-- What to do --
Omit all pictures. Copy the rest of the material exactly.

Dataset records

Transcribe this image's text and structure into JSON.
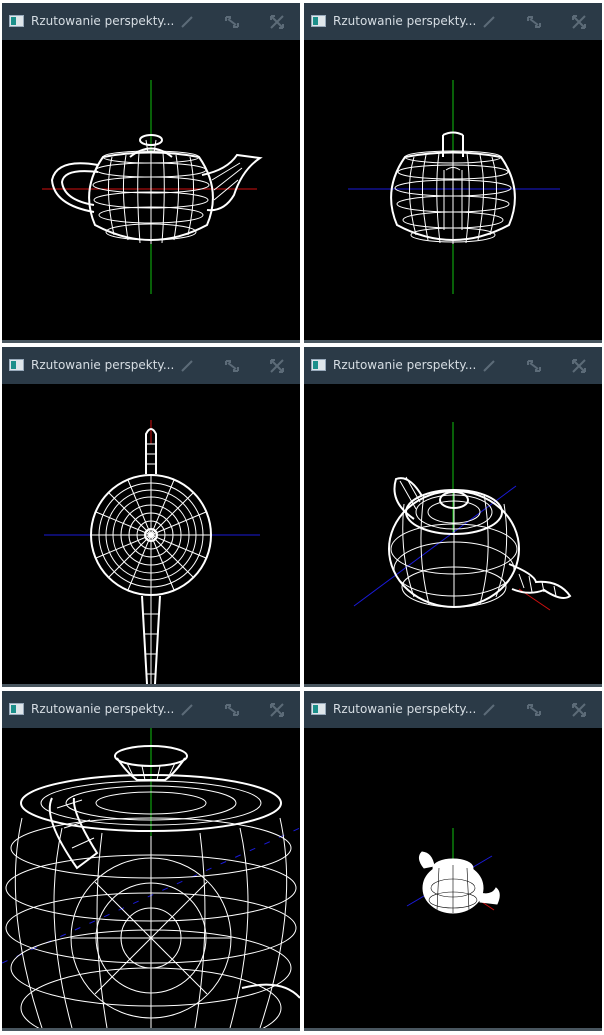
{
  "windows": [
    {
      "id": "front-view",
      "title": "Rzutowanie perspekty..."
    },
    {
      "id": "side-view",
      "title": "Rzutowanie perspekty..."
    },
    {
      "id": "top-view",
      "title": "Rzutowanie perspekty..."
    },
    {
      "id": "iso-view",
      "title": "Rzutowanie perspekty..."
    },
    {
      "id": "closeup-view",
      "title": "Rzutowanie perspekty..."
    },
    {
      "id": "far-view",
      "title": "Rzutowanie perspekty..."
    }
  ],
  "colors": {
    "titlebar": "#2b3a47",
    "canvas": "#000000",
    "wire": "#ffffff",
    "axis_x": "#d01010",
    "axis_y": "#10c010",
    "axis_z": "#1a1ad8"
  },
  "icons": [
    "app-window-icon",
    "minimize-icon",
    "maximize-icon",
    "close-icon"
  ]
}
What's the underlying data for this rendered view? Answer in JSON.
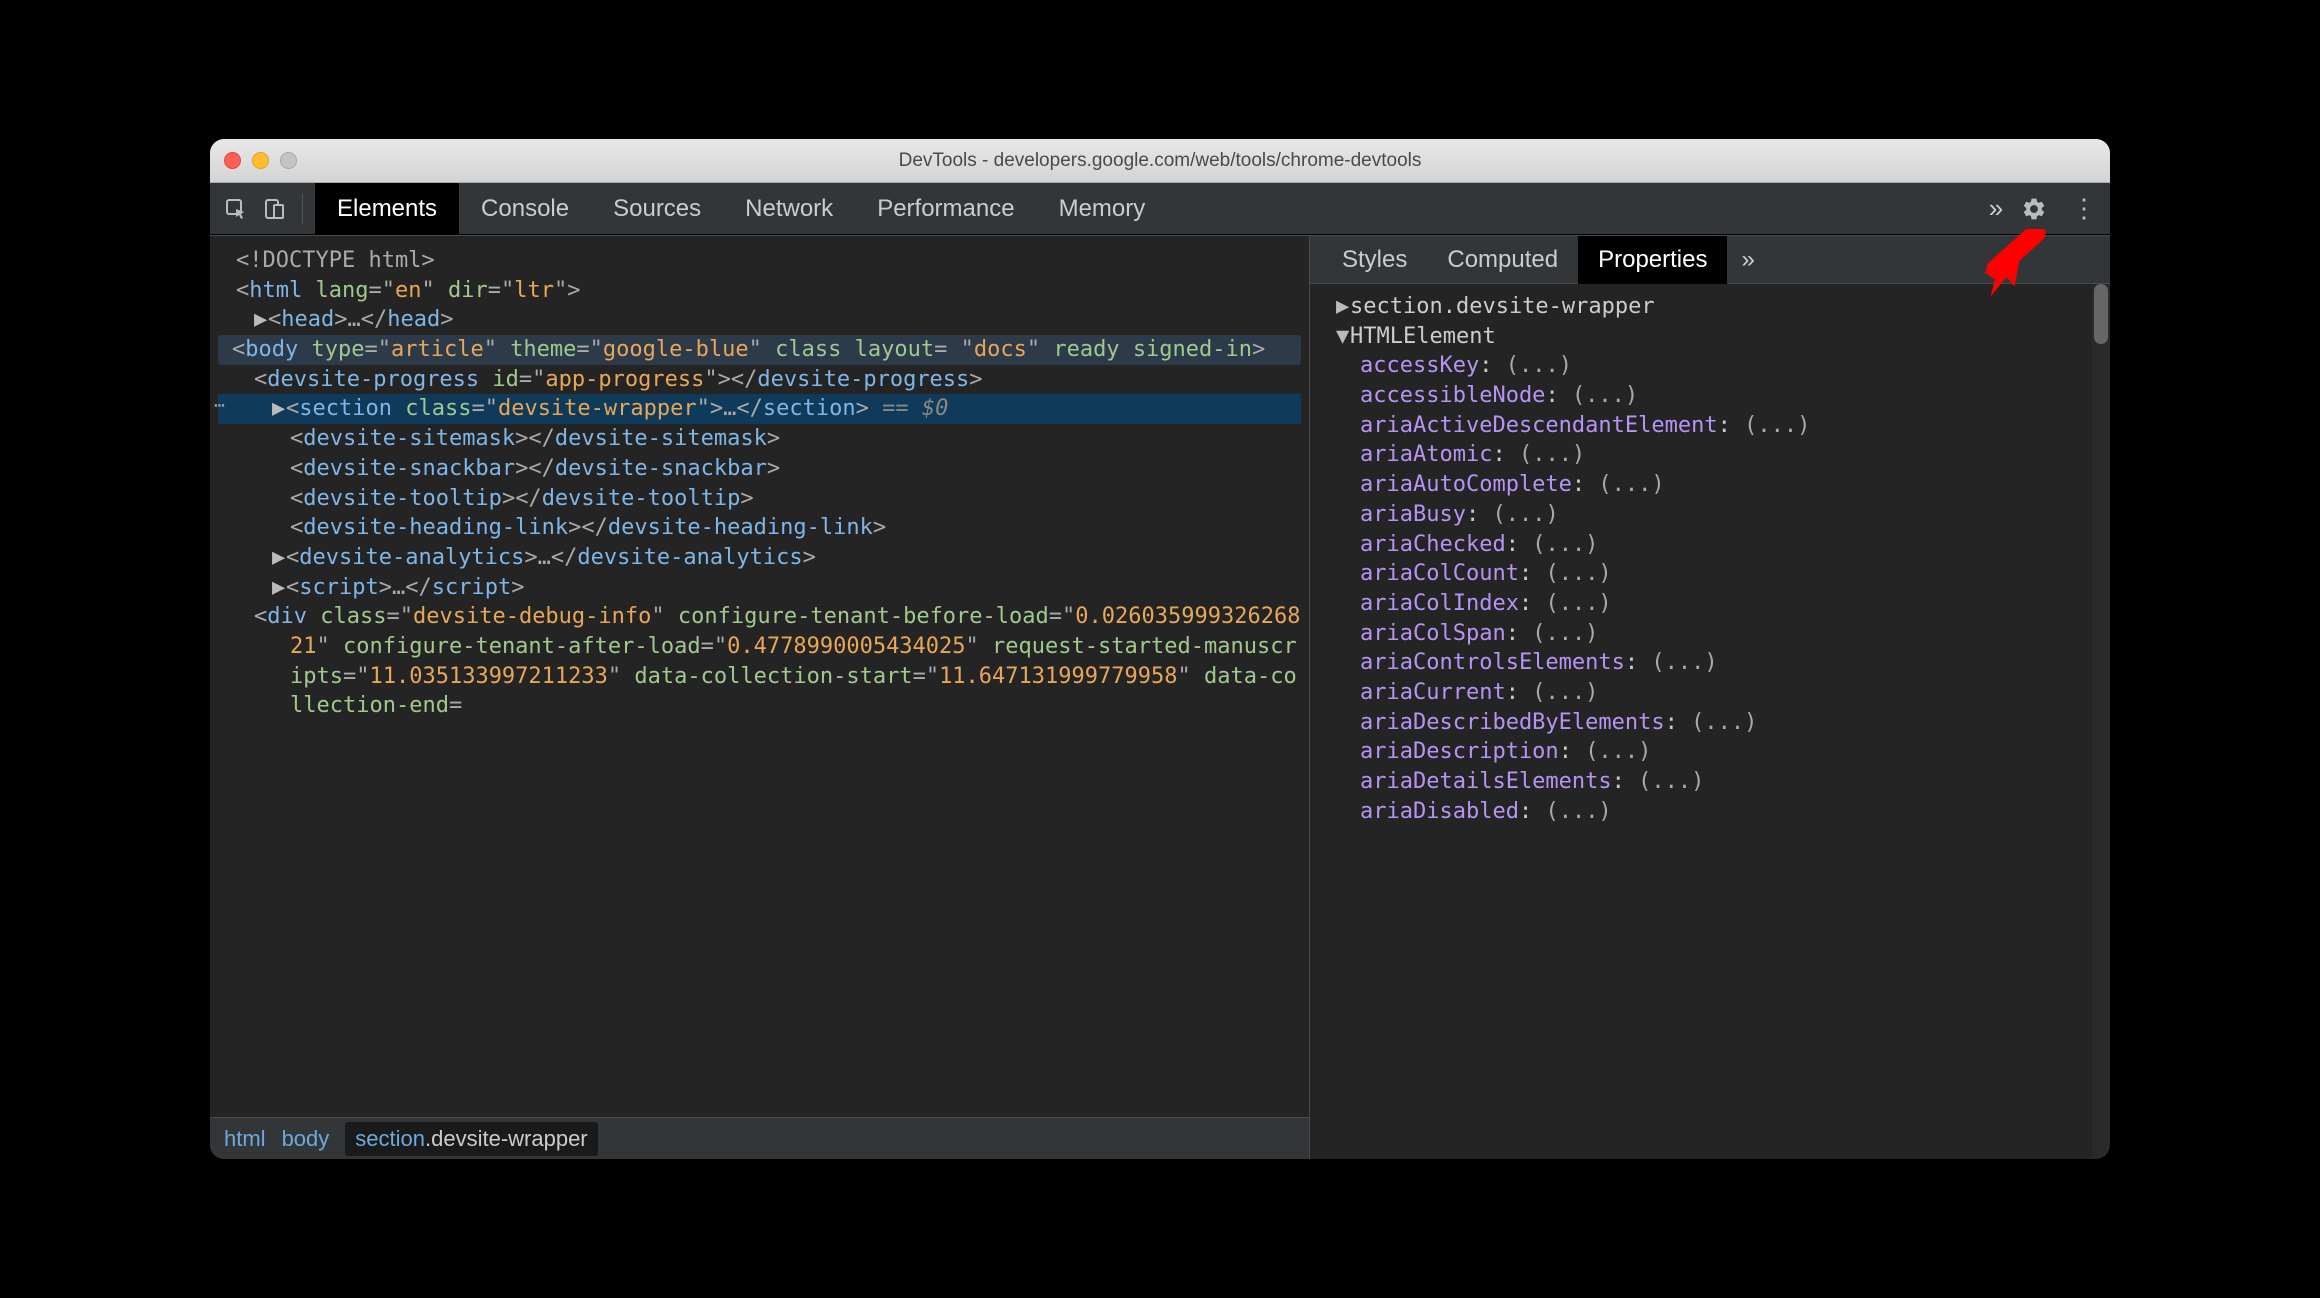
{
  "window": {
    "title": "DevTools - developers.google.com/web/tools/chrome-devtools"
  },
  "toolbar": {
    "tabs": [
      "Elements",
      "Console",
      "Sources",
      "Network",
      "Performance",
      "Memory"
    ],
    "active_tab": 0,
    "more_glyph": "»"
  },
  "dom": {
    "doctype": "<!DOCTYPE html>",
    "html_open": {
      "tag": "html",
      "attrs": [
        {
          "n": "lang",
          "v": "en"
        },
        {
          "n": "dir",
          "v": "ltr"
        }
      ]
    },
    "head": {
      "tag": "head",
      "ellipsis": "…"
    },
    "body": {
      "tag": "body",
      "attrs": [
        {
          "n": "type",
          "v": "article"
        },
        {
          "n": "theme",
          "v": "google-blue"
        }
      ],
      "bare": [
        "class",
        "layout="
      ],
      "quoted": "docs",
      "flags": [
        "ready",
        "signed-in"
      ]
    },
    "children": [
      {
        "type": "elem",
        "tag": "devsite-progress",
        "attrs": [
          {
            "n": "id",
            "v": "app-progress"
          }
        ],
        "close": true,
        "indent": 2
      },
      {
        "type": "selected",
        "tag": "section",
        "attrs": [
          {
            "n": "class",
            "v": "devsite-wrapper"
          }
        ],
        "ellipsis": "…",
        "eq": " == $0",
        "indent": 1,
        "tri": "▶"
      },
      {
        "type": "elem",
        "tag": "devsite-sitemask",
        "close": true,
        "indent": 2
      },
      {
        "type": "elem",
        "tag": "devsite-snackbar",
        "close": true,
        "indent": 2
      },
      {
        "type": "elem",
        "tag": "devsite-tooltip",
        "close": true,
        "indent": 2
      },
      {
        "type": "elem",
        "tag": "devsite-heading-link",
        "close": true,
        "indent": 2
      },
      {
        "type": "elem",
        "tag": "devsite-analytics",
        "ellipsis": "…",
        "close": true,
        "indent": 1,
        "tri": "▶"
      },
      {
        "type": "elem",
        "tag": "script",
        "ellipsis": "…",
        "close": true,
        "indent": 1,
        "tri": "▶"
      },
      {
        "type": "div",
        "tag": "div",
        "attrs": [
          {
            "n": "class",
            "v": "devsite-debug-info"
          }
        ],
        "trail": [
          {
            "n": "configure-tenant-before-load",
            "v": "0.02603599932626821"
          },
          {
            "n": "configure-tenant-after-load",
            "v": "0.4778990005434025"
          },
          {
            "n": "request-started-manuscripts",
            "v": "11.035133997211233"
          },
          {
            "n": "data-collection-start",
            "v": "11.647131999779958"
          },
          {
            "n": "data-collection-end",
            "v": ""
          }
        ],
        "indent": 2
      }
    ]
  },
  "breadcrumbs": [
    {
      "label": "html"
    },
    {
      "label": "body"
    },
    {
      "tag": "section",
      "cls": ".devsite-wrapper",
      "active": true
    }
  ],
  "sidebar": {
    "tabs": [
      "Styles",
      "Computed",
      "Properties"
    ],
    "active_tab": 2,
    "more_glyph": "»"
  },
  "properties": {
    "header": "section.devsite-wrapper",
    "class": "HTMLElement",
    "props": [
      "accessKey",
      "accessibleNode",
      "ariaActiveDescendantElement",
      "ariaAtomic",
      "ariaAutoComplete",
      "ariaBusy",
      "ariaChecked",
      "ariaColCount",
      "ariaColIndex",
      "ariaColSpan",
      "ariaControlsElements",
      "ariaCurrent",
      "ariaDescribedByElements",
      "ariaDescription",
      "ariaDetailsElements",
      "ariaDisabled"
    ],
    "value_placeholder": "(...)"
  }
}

-- Result of the exercise --
Transcribe this image's text and structure into JSON.
{
  "windows": [
    {
      "id": "front-view",
      "title": "Rzutowanie perspekty..."
    },
    {
      "id": "side-view",
      "title": "Rzutowanie perspekty..."
    },
    {
      "id": "top-view",
      "title": "Rzutowanie perspekty..."
    },
    {
      "id": "iso-view",
      "title": "Rzutowanie perspekty..."
    },
    {
      "id": "closeup-view",
      "title": "Rzutowanie perspekty..."
    },
    {
      "id": "far-view",
      "title": "Rzutowanie perspekty..."
    }
  ],
  "colors": {
    "titlebar": "#2b3a47",
    "canvas": "#000000",
    "wire": "#ffffff",
    "axis_x": "#d01010",
    "axis_y": "#10c010",
    "axis_z": "#1a1ad8"
  },
  "icons": [
    "app-window-icon",
    "minimize-icon",
    "maximize-icon",
    "close-icon"
  ]
}
What's the underlying data for this rendered view? Answer in JSON.
{
  "window": {
    "title": "DevTools - developers.google.com/web/tools/chrome-devtools"
  },
  "toolbar": {
    "tabs": [
      "Elements",
      "Console",
      "Sources",
      "Network",
      "Performance",
      "Memory"
    ],
    "active_tab": 0,
    "more_glyph": "»"
  },
  "dom": {
    "doctype": "<!DOCTYPE html>",
    "html_open": {
      "tag": "html",
      "attrs": [
        {
          "n": "lang",
          "v": "en"
        },
        {
          "n": "dir",
          "v": "ltr"
        }
      ]
    },
    "head": {
      "tag": "head",
      "ellipsis": "…"
    },
    "body": {
      "tag": "body",
      "attrs": [
        {
          "n": "type",
          "v": "article"
        },
        {
          "n": "theme",
          "v": "google-blue"
        }
      ],
      "bare": [
        "class",
        "layout="
      ],
      "quoted": "docs",
      "flags": [
        "ready",
        "signed-in"
      ]
    },
    "children": [
      {
        "type": "elem",
        "tag": "devsite-progress",
        "attrs": [
          {
            "n": "id",
            "v": "app-progress"
          }
        ],
        "close": true,
        "indent": 2
      },
      {
        "type": "selected",
        "tag": "section",
        "attrs": [
          {
            "n": "class",
            "v": "devsite-wrapper"
          }
        ],
        "ellipsis": "…",
        "eq": " == $0",
        "indent": 1,
        "tri": "▶"
      },
      {
        "type": "elem",
        "tag": "devsite-sitemask",
        "close": true,
        "indent": 2
      },
      {
        "type": "elem",
        "tag": "devsite-snackbar",
        "close": true,
        "indent": 2
      },
      {
        "type": "elem",
        "tag": "devsite-tooltip",
        "close": true,
        "indent": 2
      },
      {
        "type": "elem",
        "tag": "devsite-heading-link",
        "close": true,
        "indent": 2
      },
      {
        "type": "elem",
        "tag": "devsite-analytics",
        "ellipsis": "…",
        "close": true,
        "indent": 1,
        "tri": "▶"
      },
      {
        "type": "elem",
        "tag": "script",
        "ellipsis": "…",
        "close": true,
        "indent": 1,
        "tri": "▶"
      },
      {
        "type": "div",
        "tag": "div",
        "attrs": [
          {
            "n": "class",
            "v": "devsite-debug-info"
          }
        ],
        "trail": [
          {
            "n": "configure-tenant-before-load",
            "v": "0.02603599932626821"
          },
          {
            "n": "configure-tenant-after-load",
            "v": "0.4778990005434025"
          },
          {
            "n": "request-started-manuscripts",
            "v": "11.035133997211233"
          },
          {
            "n": "data-collection-start",
            "v": "11.647131999779958"
          },
          {
            "n": "data-collection-end",
            "v": ""
          }
        ],
        "indent": 2
      }
    ]
  },
  "breadcrumbs": [
    {
      "label": "html"
    },
    {
      "label": "body"
    },
    {
      "tag": "section",
      "cls": ".devsite-wrapper",
      "active": true
    }
  ],
  "sidebar": {
    "tabs": [
      "Styles",
      "Computed",
      "Properties"
    ],
    "active_tab": 2,
    "more_glyph": "»"
  },
  "properties": {
    "header": "section.devsite-wrapper",
    "class": "HTMLElement",
    "props": [
      "accessKey",
      "accessibleNode",
      "ariaActiveDescendantElement",
      "ariaAtomic",
      "ariaAutoComplete",
      "ariaBusy",
      "ariaChecked",
      "ariaColCount",
      "ariaColIndex",
      "ariaColSpan",
      "ariaControlsElements",
      "ariaCurrent",
      "ariaDescribedByElements",
      "ariaDescription",
      "ariaDetailsElements",
      "ariaDisabled"
    ],
    "value_placeholder": "(...)"
  }
}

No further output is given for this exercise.